Can you write out all the lines word for word, with no pictures?

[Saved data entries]
--- Start ---
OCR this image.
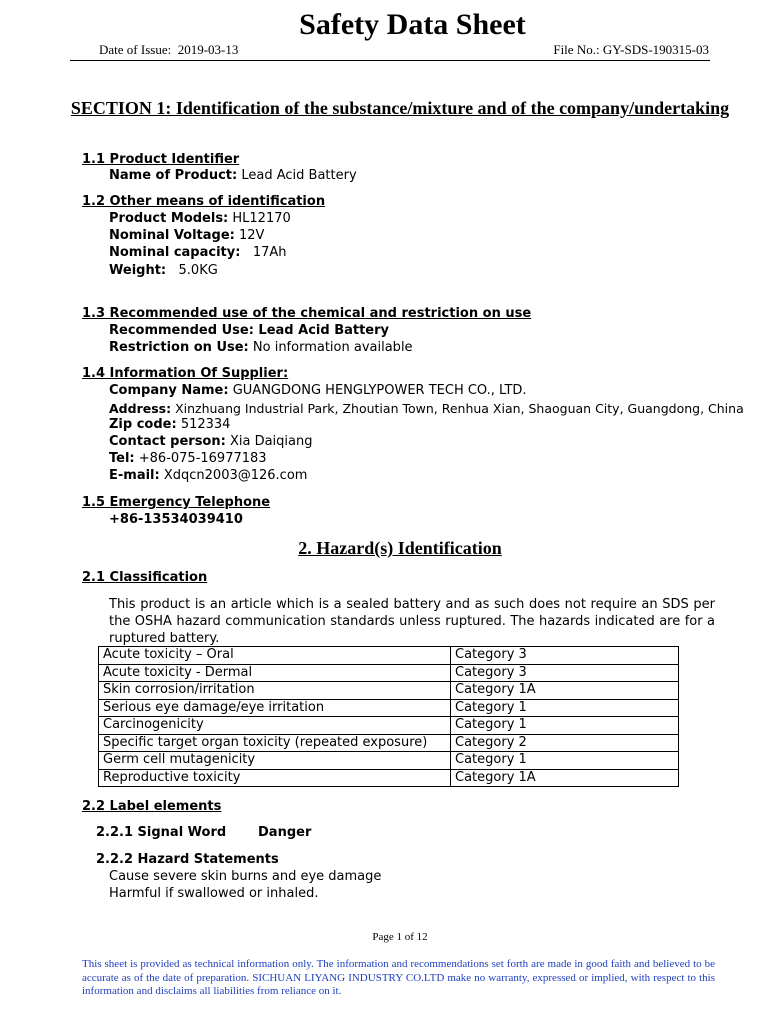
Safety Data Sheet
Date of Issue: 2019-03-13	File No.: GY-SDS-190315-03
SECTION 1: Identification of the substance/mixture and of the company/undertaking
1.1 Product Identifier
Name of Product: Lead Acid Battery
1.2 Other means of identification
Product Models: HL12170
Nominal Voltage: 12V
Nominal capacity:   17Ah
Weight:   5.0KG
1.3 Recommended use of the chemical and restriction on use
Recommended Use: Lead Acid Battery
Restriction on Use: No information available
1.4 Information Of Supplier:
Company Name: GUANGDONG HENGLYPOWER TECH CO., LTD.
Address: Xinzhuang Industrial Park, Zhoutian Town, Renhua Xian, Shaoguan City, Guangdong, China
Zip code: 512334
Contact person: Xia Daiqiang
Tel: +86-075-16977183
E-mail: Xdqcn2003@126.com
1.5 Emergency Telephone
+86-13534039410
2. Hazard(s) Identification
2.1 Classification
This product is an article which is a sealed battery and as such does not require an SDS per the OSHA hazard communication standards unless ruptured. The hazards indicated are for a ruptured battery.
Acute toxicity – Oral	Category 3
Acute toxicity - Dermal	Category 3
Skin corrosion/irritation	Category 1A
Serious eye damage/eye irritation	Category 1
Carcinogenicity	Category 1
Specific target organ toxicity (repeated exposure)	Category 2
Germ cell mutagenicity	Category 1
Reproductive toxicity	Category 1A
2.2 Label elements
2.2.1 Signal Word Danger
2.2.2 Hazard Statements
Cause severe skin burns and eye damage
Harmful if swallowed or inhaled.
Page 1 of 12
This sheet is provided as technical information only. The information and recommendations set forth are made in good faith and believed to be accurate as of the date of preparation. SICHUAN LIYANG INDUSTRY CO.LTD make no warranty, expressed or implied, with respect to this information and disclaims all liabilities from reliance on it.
--- End ---
--- Output of the task ---
OCR this image.
Safety Data Sheet
Date of Issue: 2019-03-13	File No.: GY-SDS-190315-03
SECTION 1: Identification of the substance/mixture and of the company/undertaking
1.1 Product Identifier
Name of Product: Lead Acid Battery
1.2 Other means of identification
Product Models: HL12170
Nominal Voltage: 12V
Nominal capacity:   17Ah
Weight:   5.0KG
1.3 Recommended use of the chemical and restriction on use
Recommended Use: Lead Acid Battery
Restriction on Use: No information available
1.4 Information Of Supplier:
Company Name: GUANGDONG HENGLYPOWER TECH CO., LTD.
Address: Xinzhuang Industrial Park, Zhoutian Town, Renhua Xian, Shaoguan City, Guangdong, China
Zip code: 512334
Contact person: Xia Daiqiang
Tel: +86-075-16977183
E-mail: Xdqcn2003@126.com
1.5 Emergency Telephone
+86-13534039410
2. Hazard(s) Identification
2.1 Classification
This product is an article which is a sealed battery and as such does not require an SDS per the OSHA hazard communication standards unless ruptured. The hazards indicated are for a ruptured battery.
Acute toxicity – Oral	Category 3
Acute toxicity - Dermal	Category 3
Skin corrosion/irritation	Category 1A
Serious eye damage/eye irritation	Category 1
Carcinogenicity	Category 1
Specific target organ toxicity (repeated exposure)	Category 2
Germ cell mutagenicity	Category 1
Reproductive toxicity	Category 1A
2.2 Label elements
2.2.1 Signal Word Danger
2.2.2 Hazard Statements
Cause severe skin burns and eye damage
Harmful if swallowed or inhaled.
Page 1 of 12
This sheet is provided as technical information only. The information and recommendations set forth are made in good faith and believed to be accurate as of the date of preparation. SICHUAN LIYANG INDUSTRY CO.LTD make no warranty, expressed or implied, with respect to this information and disclaims all liabilities from reliance on it.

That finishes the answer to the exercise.